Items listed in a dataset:
>> start

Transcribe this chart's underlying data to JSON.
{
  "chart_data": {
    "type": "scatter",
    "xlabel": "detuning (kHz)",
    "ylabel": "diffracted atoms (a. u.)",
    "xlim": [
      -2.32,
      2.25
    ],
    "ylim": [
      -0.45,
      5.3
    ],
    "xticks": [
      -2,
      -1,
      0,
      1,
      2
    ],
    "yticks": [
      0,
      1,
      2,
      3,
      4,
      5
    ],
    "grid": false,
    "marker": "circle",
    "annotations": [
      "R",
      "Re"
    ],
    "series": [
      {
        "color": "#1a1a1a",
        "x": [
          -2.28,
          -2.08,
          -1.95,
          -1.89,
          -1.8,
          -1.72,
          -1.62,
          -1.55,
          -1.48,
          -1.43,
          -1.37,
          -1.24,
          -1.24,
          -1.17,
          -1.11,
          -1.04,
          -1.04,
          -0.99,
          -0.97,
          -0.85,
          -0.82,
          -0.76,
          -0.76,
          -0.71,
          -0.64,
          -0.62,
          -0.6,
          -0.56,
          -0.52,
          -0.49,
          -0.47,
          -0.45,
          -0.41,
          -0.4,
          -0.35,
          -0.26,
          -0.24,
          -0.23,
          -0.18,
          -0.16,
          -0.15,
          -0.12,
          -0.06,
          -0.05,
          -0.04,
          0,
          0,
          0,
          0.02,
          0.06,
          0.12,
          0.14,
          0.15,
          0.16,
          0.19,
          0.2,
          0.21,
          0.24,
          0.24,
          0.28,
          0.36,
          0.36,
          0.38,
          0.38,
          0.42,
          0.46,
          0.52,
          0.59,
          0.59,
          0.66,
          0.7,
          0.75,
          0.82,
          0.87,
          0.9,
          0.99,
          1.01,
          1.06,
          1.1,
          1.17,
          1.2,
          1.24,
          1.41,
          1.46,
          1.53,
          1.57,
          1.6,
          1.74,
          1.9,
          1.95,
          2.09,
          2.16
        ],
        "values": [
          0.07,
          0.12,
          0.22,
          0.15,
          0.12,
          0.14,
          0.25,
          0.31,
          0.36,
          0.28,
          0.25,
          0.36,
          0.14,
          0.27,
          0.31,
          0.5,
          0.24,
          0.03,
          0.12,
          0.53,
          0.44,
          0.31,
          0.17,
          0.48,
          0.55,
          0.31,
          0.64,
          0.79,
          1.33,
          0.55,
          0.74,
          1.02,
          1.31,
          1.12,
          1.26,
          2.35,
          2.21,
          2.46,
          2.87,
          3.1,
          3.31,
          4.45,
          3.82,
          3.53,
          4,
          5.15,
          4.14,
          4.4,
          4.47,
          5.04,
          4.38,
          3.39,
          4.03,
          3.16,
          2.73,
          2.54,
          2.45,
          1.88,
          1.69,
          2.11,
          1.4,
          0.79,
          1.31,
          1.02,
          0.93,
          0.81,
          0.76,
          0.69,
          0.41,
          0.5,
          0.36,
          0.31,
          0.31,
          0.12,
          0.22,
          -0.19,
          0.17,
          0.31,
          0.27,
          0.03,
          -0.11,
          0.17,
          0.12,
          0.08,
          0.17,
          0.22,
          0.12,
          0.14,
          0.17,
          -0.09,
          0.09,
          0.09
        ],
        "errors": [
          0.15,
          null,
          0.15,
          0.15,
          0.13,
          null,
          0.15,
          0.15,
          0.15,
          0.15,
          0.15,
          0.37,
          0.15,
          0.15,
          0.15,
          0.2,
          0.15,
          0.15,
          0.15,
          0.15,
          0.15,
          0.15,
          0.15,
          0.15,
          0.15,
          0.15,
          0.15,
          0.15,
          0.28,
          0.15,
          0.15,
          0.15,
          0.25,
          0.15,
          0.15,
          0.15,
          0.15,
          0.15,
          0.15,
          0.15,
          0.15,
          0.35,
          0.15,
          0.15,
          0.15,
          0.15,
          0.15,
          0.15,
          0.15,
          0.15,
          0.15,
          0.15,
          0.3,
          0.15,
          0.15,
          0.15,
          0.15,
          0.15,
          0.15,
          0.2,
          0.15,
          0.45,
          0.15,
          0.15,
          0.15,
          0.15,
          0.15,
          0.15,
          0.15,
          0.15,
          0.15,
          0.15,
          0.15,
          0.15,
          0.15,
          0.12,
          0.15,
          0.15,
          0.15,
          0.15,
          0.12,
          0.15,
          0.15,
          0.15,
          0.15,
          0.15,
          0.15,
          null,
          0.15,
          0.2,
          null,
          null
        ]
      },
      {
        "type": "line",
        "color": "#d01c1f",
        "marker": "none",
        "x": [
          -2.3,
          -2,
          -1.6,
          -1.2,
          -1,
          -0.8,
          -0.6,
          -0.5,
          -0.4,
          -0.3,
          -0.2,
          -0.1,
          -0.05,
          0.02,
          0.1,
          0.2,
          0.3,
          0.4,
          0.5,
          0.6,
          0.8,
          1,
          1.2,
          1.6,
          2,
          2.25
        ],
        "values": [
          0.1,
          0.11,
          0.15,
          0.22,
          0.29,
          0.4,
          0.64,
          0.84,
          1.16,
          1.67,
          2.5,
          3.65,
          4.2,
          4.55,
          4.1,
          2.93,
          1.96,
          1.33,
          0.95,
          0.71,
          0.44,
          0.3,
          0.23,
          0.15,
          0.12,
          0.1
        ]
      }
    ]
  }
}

>> end

EXERCISE OBJECTIVE
Extract all of the data shown above and repeat it verbatim.

RESULT
Transcribe this chart's underlying data to JSON.
{
  "chart_data": {
    "type": "scatter",
    "xlabel": "detuning (kHz)",
    "ylabel": "diffracted atoms (a. u.)",
    "xlim": [
      -2.32,
      2.25
    ],
    "ylim": [
      -0.45,
      5.3
    ],
    "xticks": [
      -2,
      -1,
      0,
      1,
      2
    ],
    "yticks": [
      0,
      1,
      2,
      3,
      4,
      5
    ],
    "grid": false,
    "marker": "circle",
    "annotations": [
      "R",
      "Re"
    ],
    "series": [
      {
        "color": "#1a1a1a",
        "x": [
          -2.28,
          -2.08,
          -1.95,
          -1.89,
          -1.8,
          -1.72,
          -1.62,
          -1.55,
          -1.48,
          -1.43,
          -1.37,
          -1.24,
          -1.24,
          -1.17,
          -1.11,
          -1.04,
          -1.04,
          -0.99,
          -0.97,
          -0.85,
          -0.82,
          -0.76,
          -0.76,
          -0.71,
          -0.64,
          -0.62,
          -0.6,
          -0.56,
          -0.52,
          -0.49,
          -0.47,
          -0.45,
          -0.41,
          -0.4,
          -0.35,
          -0.26,
          -0.24,
          -0.23,
          -0.18,
          -0.16,
          -0.15,
          -0.12,
          -0.06,
          -0.05,
          -0.04,
          0,
          0,
          0,
          0.02,
          0.06,
          0.12,
          0.14,
          0.15,
          0.16,
          0.19,
          0.2,
          0.21,
          0.24,
          0.24,
          0.28,
          0.36,
          0.36,
          0.38,
          0.38,
          0.42,
          0.46,
          0.52,
          0.59,
          0.59,
          0.66,
          0.7,
          0.75,
          0.82,
          0.87,
          0.9,
          0.99,
          1.01,
          1.06,
          1.1,
          1.17,
          1.2,
          1.24,
          1.41,
          1.46,
          1.53,
          1.57,
          1.6,
          1.74,
          1.9,
          1.95,
          2.09,
          2.16
        ],
        "values": [
          0.07,
          0.12,
          0.22,
          0.15,
          0.12,
          0.14,
          0.25,
          0.31,
          0.36,
          0.28,
          0.25,
          0.36,
          0.14,
          0.27,
          0.31,
          0.5,
          0.24,
          0.03,
          0.12,
          0.53,
          0.44,
          0.31,
          0.17,
          0.48,
          0.55,
          0.31,
          0.64,
          0.79,
          1.33,
          0.55,
          0.74,
          1.02,
          1.31,
          1.12,
          1.26,
          2.35,
          2.21,
          2.46,
          2.87,
          3.1,
          3.31,
          4.45,
          3.82,
          3.53,
          4,
          5.15,
          4.14,
          4.4,
          4.47,
          5.04,
          4.38,
          3.39,
          4.03,
          3.16,
          2.73,
          2.54,
          2.45,
          1.88,
          1.69,
          2.11,
          1.4,
          0.79,
          1.31,
          1.02,
          0.93,
          0.81,
          0.76,
          0.69,
          0.41,
          0.5,
          0.36,
          0.31,
          0.31,
          0.12,
          0.22,
          -0.19,
          0.17,
          0.31,
          0.27,
          0.03,
          -0.11,
          0.17,
          0.12,
          0.08,
          0.17,
          0.22,
          0.12,
          0.14,
          0.17,
          -0.09,
          0.09,
          0.09
        ],
        "errors": [
          0.15,
          null,
          0.15,
          0.15,
          0.13,
          null,
          0.15,
          0.15,
          0.15,
          0.15,
          0.15,
          0.37,
          0.15,
          0.15,
          0.15,
          0.2,
          0.15,
          0.15,
          0.15,
          0.15,
          0.15,
          0.15,
          0.15,
          0.15,
          0.15,
          0.15,
          0.15,
          0.15,
          0.28,
          0.15,
          0.15,
          0.15,
          0.25,
          0.15,
          0.15,
          0.15,
          0.15,
          0.15,
          0.15,
          0.15,
          0.15,
          0.35,
          0.15,
          0.15,
          0.15,
          0.15,
          0.15,
          0.15,
          0.15,
          0.15,
          0.15,
          0.15,
          0.3,
          0.15,
          0.15,
          0.15,
          0.15,
          0.15,
          0.15,
          0.2,
          0.15,
          0.45,
          0.15,
          0.15,
          0.15,
          0.15,
          0.15,
          0.15,
          0.15,
          0.15,
          0.15,
          0.15,
          0.15,
          0.15,
          0.15,
          0.12,
          0.15,
          0.15,
          0.15,
          0.15,
          0.12,
          0.15,
          0.15,
          0.15,
          0.15,
          0.15,
          0.15,
          null,
          0.15,
          0.2,
          null,
          null
        ]
      },
      {
        "type": "line",
        "color": "#d01c1f",
        "marker": "none",
        "x": [
          -2.3,
          -2,
          -1.6,
          -1.2,
          -1,
          -0.8,
          -0.6,
          -0.5,
          -0.4,
          -0.3,
          -0.2,
          -0.1,
          -0.05,
          0.02,
          0.1,
          0.2,
          0.3,
          0.4,
          0.5,
          0.6,
          0.8,
          1,
          1.2,
          1.6,
          2,
          2.25
        ],
        "values": [
          0.1,
          0.11,
          0.15,
          0.22,
          0.29,
          0.4,
          0.64,
          0.84,
          1.16,
          1.67,
          2.5,
          3.65,
          4.2,
          4.55,
          4.1,
          2.93,
          1.96,
          1.33,
          0.95,
          0.71,
          0.44,
          0.3,
          0.23,
          0.15,
          0.12,
          0.1
        ]
      }
    ]
  }
}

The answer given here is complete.